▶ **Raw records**
● ● ● ● ● ● ●

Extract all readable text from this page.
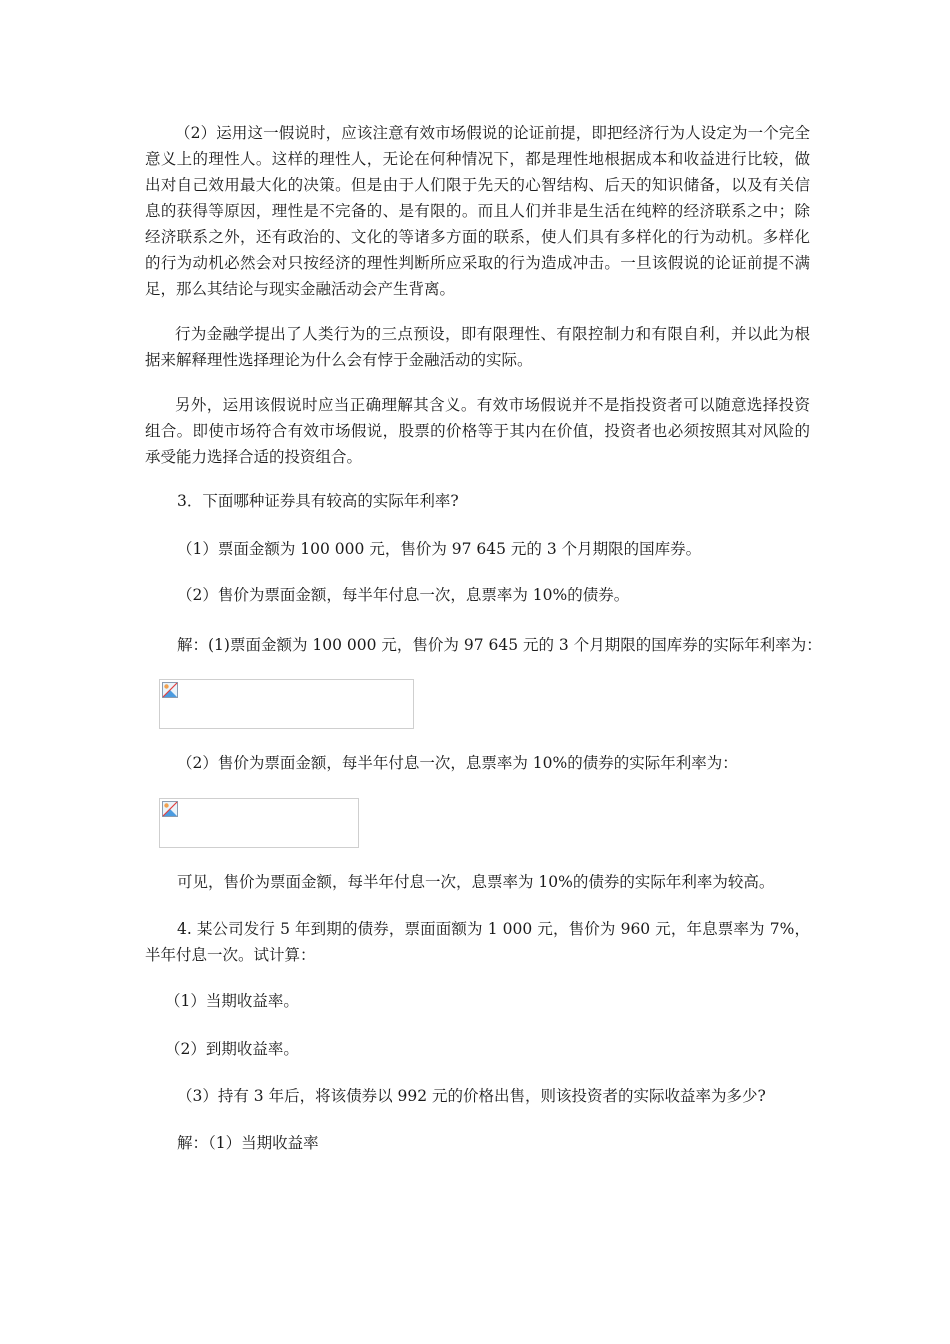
（2）运用这一假说时，应该注意有效市场假说的论证前提，即把经济行为人设定为一个完全意义上的理性人。这样的理性人，无论在何种情况下，都是理性地根据成本和收益进行比较，做出对自己效用最大化的决策。但是由于人们限于先天的心智结构、后天的知识储备，以及有关信息的获得等原因，理性是不完备的、是有限的。而且人们并非是生活在纯粹的经济联系之中；除经济联系之外，还有政治的、文化的等诸多方面的联系，使人们具有多样化的行为动机。多样化的行为动机必然会对只按经济的理性判断所应采取的行为造成冲击。一旦该假说的论证前提不满足，那么其结论与现实金融活动会产生背离。

行为金融学提出了人类行为的三点预设，即有限理性、有限控制力和有限自利，并以此为根据来解释理性选择理论为什么会有悖于金融活动的实际。

另外，运用该假说时应当正确理解其含义。有效市场假说并不是指投资者可以随意选择投资组合。即使市场符合有效市场假说，股票的价格等于其内在价值，投资者也必须按照其对风险的承受能力选择合适的投资组合。

3．下面哪种证券具有较高的实际年利率?

（1）票面金额为 100 000 元，售价为 97 645 元的 3 个月期限的国库券。

（2）售价为票面金额，每半年付息一次，息票率为 10%的债券。

解：(1)票面金额为 100 000 元，售价为 97 645 元的 3 个月期限的国库券的实际年利率为：

（2）售价为票面金额，每半年付息一次，息票率为 10%的债券的实际年利率为：

可见，售价为票面金额，每半年付息一次，息票率为 10%的债券的实际年利率为较高。

4. 某公司发行 5 年到期的债券，票面面额为 1 000 元，售价为 960 元，年息票率为 7%，半年付息一次。试计算：

（1）当期收益率。

（2）到期收益率。

（3）持有 3 年后，将该债券以 992 元的价格出售，则该投资者的实际收益率为多少?

解：（1）当期收益率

● ● ● ● ● ● ●

▶ **Problem description**
Every entry above should be duplicated exactly. Do not include the images.

▶ **Solution below**
Extract all readable text from this page.
（2）运用这一假说时，应该注意有效市场假说的论证前提，即把经济行为人设定为一个完全意义上的理性人。这样的理性人，无论在何种情况下，都是理性地根据成本和收益进行比较，做出对自己效用最大化的决策。但是由于人们限于先天的心智结构、后天的知识储备，以及有关信息的获得等原因，理性是不完备的、是有限的。而且人们并非是生活在纯粹的经济联系之中；除经济联系之外，还有政治的、文化的等诸多方面的联系，使人们具有多样化的行为动机。多样化的行为动机必然会对只按经济的理性判断所应采取的行为造成冲击。一旦该假说的论证前提不满足，那么其结论与现实金融活动会产生背离。

行为金融学提出了人类行为的三点预设，即有限理性、有限控制力和有限自利，并以此为根据来解释理性选择理论为什么会有悖于金融活动的实际。

另外，运用该假说时应当正确理解其含义。有效市场假说并不是指投资者可以随意选择投资组合。即使市场符合有效市场假说，股票的价格等于其内在价值，投资者也必须按照其对风险的承受能力选择合适的投资组合。

3．下面哪种证券具有较高的实际年利率?

（1）票面金额为 100 000 元，售价为 97 645 元的 3 个月期限的国库券。

（2）售价为票面金额，每半年付息一次，息票率为 10%的债券。

解：(1)票面金额为 100 000 元，售价为 97 645 元的 3 个月期限的国库券的实际年利率为：

（2）售价为票面金额，每半年付息一次，息票率为 10%的债券的实际年利率为：

可见，售价为票面金额，每半年付息一次，息票率为 10%的债券的实际年利率为较高。

4. 某公司发行 5 年到期的债券，票面面额为 1 000 元，售价为 960 元，年息票率为 7%，半年付息一次。试计算：

（1）当期收益率。

（2）到期收益率。

（3）持有 3 年后，将该债券以 992 元的价格出售，则该投资者的实际收益率为多少?

解：（1）当期收益率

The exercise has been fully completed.